[Dataset listings of figures]
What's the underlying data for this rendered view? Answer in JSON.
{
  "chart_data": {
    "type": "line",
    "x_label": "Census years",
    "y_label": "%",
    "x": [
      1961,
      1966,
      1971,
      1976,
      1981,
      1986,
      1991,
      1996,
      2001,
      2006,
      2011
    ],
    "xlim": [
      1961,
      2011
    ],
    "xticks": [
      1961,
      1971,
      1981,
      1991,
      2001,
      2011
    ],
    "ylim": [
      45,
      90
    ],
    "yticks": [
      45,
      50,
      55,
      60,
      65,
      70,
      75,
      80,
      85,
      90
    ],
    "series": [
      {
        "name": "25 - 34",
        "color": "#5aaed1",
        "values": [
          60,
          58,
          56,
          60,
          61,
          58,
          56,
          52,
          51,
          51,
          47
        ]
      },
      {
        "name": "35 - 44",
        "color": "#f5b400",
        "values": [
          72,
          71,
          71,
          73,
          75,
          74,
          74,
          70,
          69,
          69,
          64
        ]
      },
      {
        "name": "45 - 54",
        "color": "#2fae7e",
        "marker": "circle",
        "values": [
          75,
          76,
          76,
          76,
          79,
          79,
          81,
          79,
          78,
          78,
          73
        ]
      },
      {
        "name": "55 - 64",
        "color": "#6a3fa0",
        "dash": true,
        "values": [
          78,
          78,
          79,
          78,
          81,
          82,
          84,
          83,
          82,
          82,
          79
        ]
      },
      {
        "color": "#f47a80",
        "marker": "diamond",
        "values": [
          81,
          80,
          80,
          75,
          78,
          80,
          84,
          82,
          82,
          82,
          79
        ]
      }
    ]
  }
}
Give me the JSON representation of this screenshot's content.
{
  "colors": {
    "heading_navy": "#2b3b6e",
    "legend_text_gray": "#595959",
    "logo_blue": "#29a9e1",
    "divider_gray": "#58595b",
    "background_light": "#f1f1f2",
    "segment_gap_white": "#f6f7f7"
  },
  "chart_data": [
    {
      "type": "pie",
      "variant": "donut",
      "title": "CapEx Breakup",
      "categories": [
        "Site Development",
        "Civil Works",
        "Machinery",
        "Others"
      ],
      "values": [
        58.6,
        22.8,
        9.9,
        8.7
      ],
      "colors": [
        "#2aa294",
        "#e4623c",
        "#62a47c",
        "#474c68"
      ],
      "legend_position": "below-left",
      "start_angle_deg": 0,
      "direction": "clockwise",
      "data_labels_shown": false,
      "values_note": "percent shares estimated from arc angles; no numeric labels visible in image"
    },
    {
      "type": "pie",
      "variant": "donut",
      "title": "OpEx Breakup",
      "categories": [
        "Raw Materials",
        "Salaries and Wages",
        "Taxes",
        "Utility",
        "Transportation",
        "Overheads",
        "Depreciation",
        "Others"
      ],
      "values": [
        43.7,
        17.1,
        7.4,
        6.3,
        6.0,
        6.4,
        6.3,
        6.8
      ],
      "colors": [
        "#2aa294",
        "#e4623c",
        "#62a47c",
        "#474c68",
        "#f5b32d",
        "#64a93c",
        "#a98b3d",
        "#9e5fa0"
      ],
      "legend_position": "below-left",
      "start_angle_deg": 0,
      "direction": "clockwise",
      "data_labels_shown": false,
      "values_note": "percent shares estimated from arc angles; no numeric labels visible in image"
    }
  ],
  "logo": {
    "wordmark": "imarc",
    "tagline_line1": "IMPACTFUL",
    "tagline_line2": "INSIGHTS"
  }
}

## [INSTRUCTIONS FOR THE TASK]
Extract every entry above as it appears.

## [CORRECT ANSWER]
What's the underlying data for this rendered view? Answer in JSON.
{
  "chart_data": {
    "type": "line",
    "x_label": "Census years",
    "y_label": "%",
    "x": [
      1961,
      1966,
      1971,
      1976,
      1981,
      1986,
      1991,
      1996,
      2001,
      2006,
      2011
    ],
    "xlim": [
      1961,
      2011
    ],
    "xticks": [
      1961,
      1971,
      1981,
      1991,
      2001,
      2011
    ],
    "ylim": [
      45,
      90
    ],
    "yticks": [
      45,
      50,
      55,
      60,
      65,
      70,
      75,
      80,
      85,
      90
    ],
    "series": [
      {
        "name": "25 - 34",
        "color": "#5aaed1",
        "values": [
          60,
          58,
          56,
          60,
          61,
          58,
          56,
          52,
          51,
          51,
          47
        ]
      },
      {
        "name": "35 - 44",
        "color": "#f5b400",
        "values": [
          72,
          71,
          71,
          73,
          75,
          74,
          74,
          70,
          69,
          69,
          64
        ]
      },
      {
        "name": "45 - 54",
        "color": "#2fae7e",
        "marker": "circle",
        "values": [
          75,
          76,
          76,
          76,
          79,
          79,
          81,
          79,
          78,
          78,
          73
        ]
      },
      {
        "name": "55 - 64",
        "color": "#6a3fa0",
        "dash": true,
        "values": [
          78,
          78,
          79,
          78,
          81,
          82,
          84,
          83,
          82,
          82,
          79
        ]
      },
      {
        "color": "#f47a80",
        "marker": "diamond",
        "values": [
          81,
          80,
          80,
          75,
          78,
          80,
          84,
          82,
          82,
          82,
          79
        ]
      }
    ]
  }
}
Give me the JSON representation of this screenshot's content.
{
  "colors": {
    "heading_navy": "#2b3b6e",
    "legend_text_gray": "#595959",
    "logo_blue": "#29a9e1",
    "divider_gray": "#58595b",
    "background_light": "#f1f1f2",
    "segment_gap_white": "#f6f7f7"
  },
  "chart_data": [
    {
      "type": "pie",
      "variant": "donut",
      "title": "CapEx Breakup",
      "categories": [
        "Site Development",
        "Civil Works",
        "Machinery",
        "Others"
      ],
      "values": [
        58.6,
        22.8,
        9.9,
        8.7
      ],
      "colors": [
        "#2aa294",
        "#e4623c",
        "#62a47c",
        "#474c68"
      ],
      "legend_position": "below-left",
      "start_angle_deg": 0,
      "direction": "clockwise",
      "data_labels_shown": false,
      "values_note": "percent shares estimated from arc angles; no numeric labels visible in image"
    },
    {
      "type": "pie",
      "variant": "donut",
      "title": "OpEx Breakup",
      "categories": [
        "Raw Materials",
        "Salaries and Wages",
        "Taxes",
        "Utility",
        "Transportation",
        "Overheads",
        "Depreciation",
        "Others"
      ],
      "values": [
        43.7,
        17.1,
        7.4,
        6.3,
        6.0,
        6.4,
        6.3,
        6.8
      ],
      "colors": [
        "#2aa294",
        "#e4623c",
        "#62a47c",
        "#474c68",
        "#f5b32d",
        "#64a93c",
        "#a98b3d",
        "#9e5fa0"
      ],
      "legend_position": "below-left",
      "start_angle_deg": 0,
      "direction": "clockwise",
      "data_labels_shown": false,
      "values_note": "percent shares estimated from arc angles; no numeric labels visible in image"
    }
  ],
  "logo": {
    "wordmark": "imarc",
    "tagline_line1": "IMPACTFUL",
    "tagline_line2": "INSIGHTS"
  }
}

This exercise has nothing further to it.